[Records contained in a dataset]
<<<<

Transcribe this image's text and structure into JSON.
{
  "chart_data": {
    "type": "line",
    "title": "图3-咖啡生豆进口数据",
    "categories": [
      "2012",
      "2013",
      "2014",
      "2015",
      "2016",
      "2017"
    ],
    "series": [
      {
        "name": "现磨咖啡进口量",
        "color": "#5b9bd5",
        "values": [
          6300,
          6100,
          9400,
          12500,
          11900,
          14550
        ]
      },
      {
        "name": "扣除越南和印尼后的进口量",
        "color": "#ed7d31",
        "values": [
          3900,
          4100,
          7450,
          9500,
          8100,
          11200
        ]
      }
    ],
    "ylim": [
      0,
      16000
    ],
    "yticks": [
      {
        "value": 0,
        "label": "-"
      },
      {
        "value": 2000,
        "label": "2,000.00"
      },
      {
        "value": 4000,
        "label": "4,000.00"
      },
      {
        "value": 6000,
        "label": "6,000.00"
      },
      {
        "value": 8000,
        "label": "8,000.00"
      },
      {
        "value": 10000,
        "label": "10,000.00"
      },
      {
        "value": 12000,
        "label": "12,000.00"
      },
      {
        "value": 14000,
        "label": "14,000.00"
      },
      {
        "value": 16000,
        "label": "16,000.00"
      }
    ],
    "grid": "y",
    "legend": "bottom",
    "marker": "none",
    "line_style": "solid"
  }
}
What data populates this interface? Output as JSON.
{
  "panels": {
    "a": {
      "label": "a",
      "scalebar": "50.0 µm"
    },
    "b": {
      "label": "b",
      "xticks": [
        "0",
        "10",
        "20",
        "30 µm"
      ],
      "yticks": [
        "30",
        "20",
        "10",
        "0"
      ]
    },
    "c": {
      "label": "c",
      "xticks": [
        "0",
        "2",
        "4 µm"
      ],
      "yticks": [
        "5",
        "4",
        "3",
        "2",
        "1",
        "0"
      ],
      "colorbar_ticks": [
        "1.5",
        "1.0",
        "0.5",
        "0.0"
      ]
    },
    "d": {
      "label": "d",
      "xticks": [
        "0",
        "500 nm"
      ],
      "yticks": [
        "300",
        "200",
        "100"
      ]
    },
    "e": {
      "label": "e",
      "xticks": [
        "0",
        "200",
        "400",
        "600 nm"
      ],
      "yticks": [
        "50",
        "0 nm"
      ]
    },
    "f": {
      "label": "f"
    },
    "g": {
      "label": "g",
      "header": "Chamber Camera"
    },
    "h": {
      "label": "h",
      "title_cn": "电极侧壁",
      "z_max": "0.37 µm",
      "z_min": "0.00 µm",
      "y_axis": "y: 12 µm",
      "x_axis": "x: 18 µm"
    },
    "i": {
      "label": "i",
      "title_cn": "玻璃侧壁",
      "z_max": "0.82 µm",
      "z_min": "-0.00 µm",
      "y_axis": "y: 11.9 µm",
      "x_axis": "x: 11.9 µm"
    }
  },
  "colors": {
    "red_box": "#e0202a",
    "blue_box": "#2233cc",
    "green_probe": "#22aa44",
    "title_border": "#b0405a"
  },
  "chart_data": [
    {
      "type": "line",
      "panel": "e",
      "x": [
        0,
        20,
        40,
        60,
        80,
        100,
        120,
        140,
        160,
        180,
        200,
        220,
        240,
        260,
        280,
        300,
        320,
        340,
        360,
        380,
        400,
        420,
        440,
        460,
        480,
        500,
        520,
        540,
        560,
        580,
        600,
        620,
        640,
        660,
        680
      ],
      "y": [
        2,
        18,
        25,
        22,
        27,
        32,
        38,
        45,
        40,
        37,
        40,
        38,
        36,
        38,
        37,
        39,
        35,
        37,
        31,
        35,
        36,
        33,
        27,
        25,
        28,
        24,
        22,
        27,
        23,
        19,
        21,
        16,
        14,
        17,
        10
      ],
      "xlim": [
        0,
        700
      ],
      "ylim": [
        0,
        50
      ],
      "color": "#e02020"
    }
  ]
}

>>>>

Required work -
Give back all the data exactly as written.

Complete answer -
Transcribe this image's text and structure into JSON.
{
  "chart_data": {
    "type": "line",
    "title": "图3-咖啡生豆进口数据",
    "categories": [
      "2012",
      "2013",
      "2014",
      "2015",
      "2016",
      "2017"
    ],
    "series": [
      {
        "name": "现磨咖啡进口量",
        "color": "#5b9bd5",
        "values": [
          6300,
          6100,
          9400,
          12500,
          11900,
          14550
        ]
      },
      {
        "name": "扣除越南和印尼后的进口量",
        "color": "#ed7d31",
        "values": [
          3900,
          4100,
          7450,
          9500,
          8100,
          11200
        ]
      }
    ],
    "ylim": [
      0,
      16000
    ],
    "yticks": [
      {
        "value": 0,
        "label": "-"
      },
      {
        "value": 2000,
        "label": "2,000.00"
      },
      {
        "value": 4000,
        "label": "4,000.00"
      },
      {
        "value": 6000,
        "label": "6,000.00"
      },
      {
        "value": 8000,
        "label": "8,000.00"
      },
      {
        "value": 10000,
        "label": "10,000.00"
      },
      {
        "value": 12000,
        "label": "12,000.00"
      },
      {
        "value": 14000,
        "label": "14,000.00"
      },
      {
        "value": 16000,
        "label": "16,000.00"
      }
    ],
    "grid": "y",
    "legend": "bottom",
    "marker": "none",
    "line_style": "solid"
  }
}
What data populates this interface? Output as JSON.
{
  "panels": {
    "a": {
      "label": "a",
      "scalebar": "50.0 µm"
    },
    "b": {
      "label": "b",
      "xticks": [
        "0",
        "10",
        "20",
        "30 µm"
      ],
      "yticks": [
        "30",
        "20",
        "10",
        "0"
      ]
    },
    "c": {
      "label": "c",
      "xticks": [
        "0",
        "2",
        "4 µm"
      ],
      "yticks": [
        "5",
        "4",
        "3",
        "2",
        "1",
        "0"
      ],
      "colorbar_ticks": [
        "1.5",
        "1.0",
        "0.5",
        "0.0"
      ]
    },
    "d": {
      "label": "d",
      "xticks": [
        "0",
        "500 nm"
      ],
      "yticks": [
        "300",
        "200",
        "100"
      ]
    },
    "e": {
      "label": "e",
      "xticks": [
        "0",
        "200",
        "400",
        "600 nm"
      ],
      "yticks": [
        "50",
        "0 nm"
      ]
    },
    "f": {
      "label": "f"
    },
    "g": {
      "label": "g",
      "header": "Chamber Camera"
    },
    "h": {
      "label": "h",
      "title_cn": "电极侧壁",
      "z_max": "0.37 µm",
      "z_min": "0.00 µm",
      "y_axis": "y: 12 µm",
      "x_axis": "x: 18 µm"
    },
    "i": {
      "label": "i",
      "title_cn": "玻璃侧壁",
      "z_max": "0.82 µm",
      "z_min": "-0.00 µm",
      "y_axis": "y: 11.9 µm",
      "x_axis": "x: 11.9 µm"
    }
  },
  "colors": {
    "red_box": "#e0202a",
    "blue_box": "#2233cc",
    "green_probe": "#22aa44",
    "title_border": "#b0405a"
  },
  "chart_data": [
    {
      "type": "line",
      "panel": "e",
      "x": [
        0,
        20,
        40,
        60,
        80,
        100,
        120,
        140,
        160,
        180,
        200,
        220,
        240,
        260,
        280,
        300,
        320,
        340,
        360,
        380,
        400,
        420,
        440,
        460,
        480,
        500,
        520,
        540,
        560,
        580,
        600,
        620,
        640,
        660,
        680
      ],
      "y": [
        2,
        18,
        25,
        22,
        27,
        32,
        38,
        45,
        40,
        37,
        40,
        38,
        36,
        38,
        37,
        39,
        35,
        37,
        31,
        35,
        36,
        33,
        27,
        25,
        28,
        24,
        22,
        27,
        23,
        19,
        21,
        16,
        14,
        17,
        10
      ],
      "xlim": [
        0,
        700
      ],
      "ylim": [
        0,
        50
      ],
      "color": "#e02020"
    }
  ]
}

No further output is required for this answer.